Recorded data
= = =
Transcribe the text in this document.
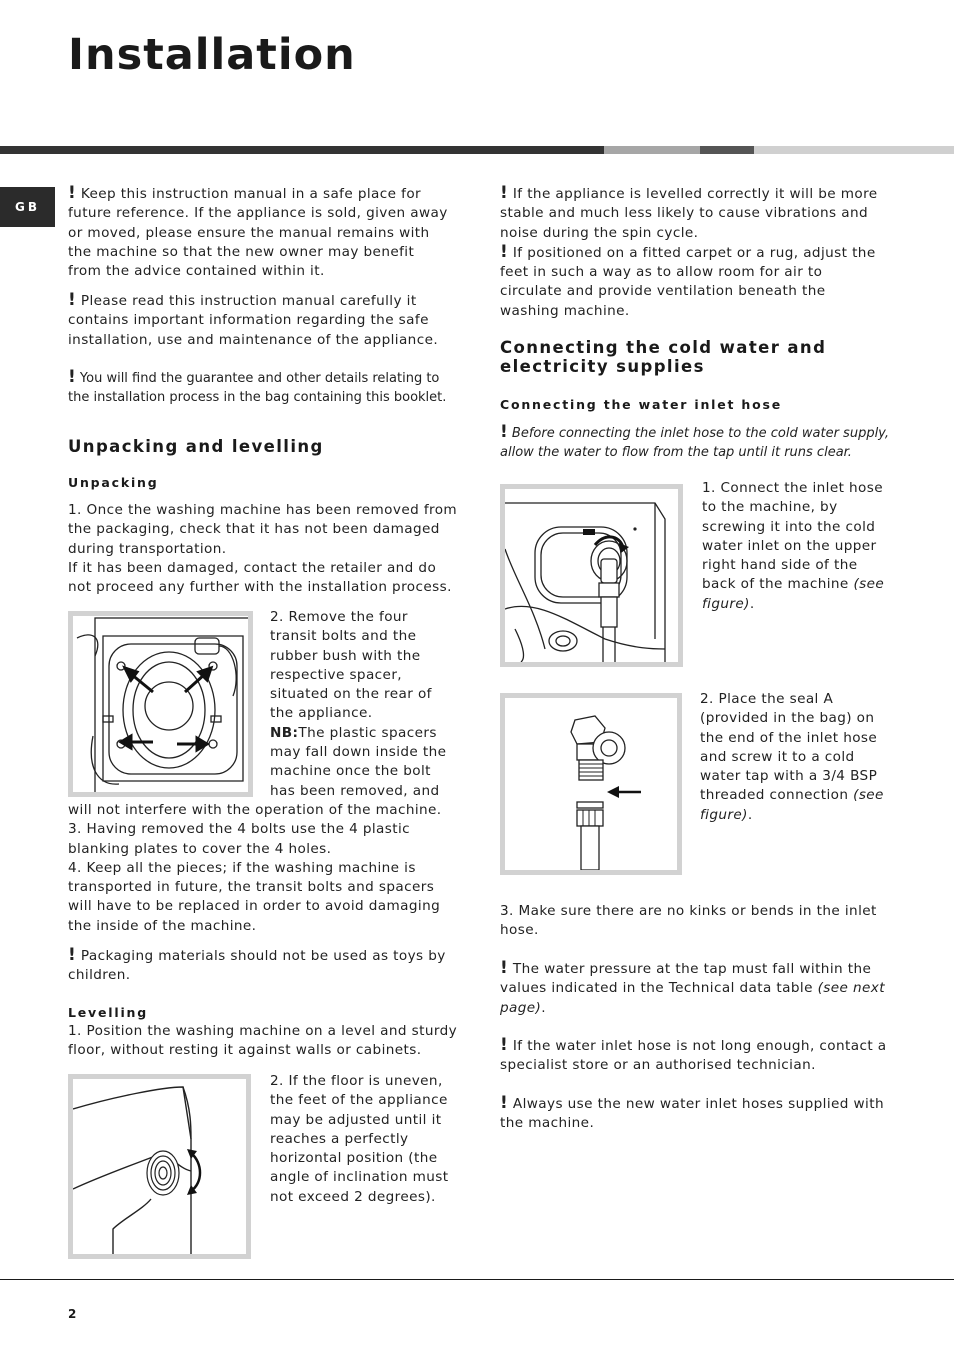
Installation
GB

! Keep this instruction manual in a safe place for future reference. If the appliance is sold, given away or moved, please ensure the manual remains with the machine so that the new owner may benefit from the advice contained within it.

! Please read this instruction manual carefully it contains important information regarding the safe installation, use and maintenance of the appliance.

! You will find the guarantee and other details relating to the installation process in the bag containing this booklet.

Unpacking and levelling
Unpacking

1. Once the washing machine has been removed from the packaging, check that it has not been damaged during transportation.

If it has been damaged, contact the retailer and do not proceed any further with the installation process.

2. Remove the four transit bolts and the rubber bush with the respective spacer, situated on the rear of the appliance.

NB:The plastic spacers may fall down inside the machine once the bolt has been removed, and

will not interfere with the operation of the machine.

3. Having removed the 4 bolts use the 4 plastic blanking plates to cover the 4 holes.

4. Keep all the pieces; if the washing machine is transported in future, the transit bolts and spacers will have to be replaced in order to avoid damaging the inside of the machine.

! Packaging materials should not be used as toys by children.

Levelling

1. Position the washing machine on a level and sturdy floor, without resting it against walls or cabinets.

2. If the floor is uneven, the feet of the appliance may be adjusted until it reaches a perfectly horizontal position (the angle of inclination must not exceed 2 degrees).

! If the appliance is levelled correctly it will be more stable and much less likely to cause vibrations and noise during the spin cycle.

! If positioned on a fitted carpet or a rug, adjust the feet in such a way as to allow room for air to circulate and provide ventilation beneath the washing machine.

Connecting the cold water and electricity supplies
Connecting the water inlet hose

! Before connecting the inlet hose to the cold water supply, allow the water to flow from the tap until it runs clear.

1. Connect the inlet hose to the machine, by screwing it into the cold water inlet on the upper right hand side of the back of the machine (see figure).

2. Place the seal A (provided in the bag) on the end of the inlet hose and screw it to a cold water tap with a 3/4 BSP threaded connection (see figure).

3. Make sure there are no kinks or bends in the inlet hose.

! The water pressure at the tap must fall within the values indicated in the Technical data table (see next page).

! If the water inlet hose is not long enough, contact a specialist store or an authorised technician.

! Always use the new water inlet hoses supplied with the machine.

2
= = =
> **Problem description**
Which lines of the data include "from"? Copy each of them.

> **Exercise output**
! Keep this instruction manual in a safe place for future reference. If the appliance is sold, given away or moved, please ensure the manual remains with the machine so that the new owner may benefit from the advice contained within it.
1. Once the washing machine has been removed from the packaging, check that it has not been damaged during transportation.
! Before connecting the inlet hose to the cold water supply, allow the water to flow from the tap until it runs clear.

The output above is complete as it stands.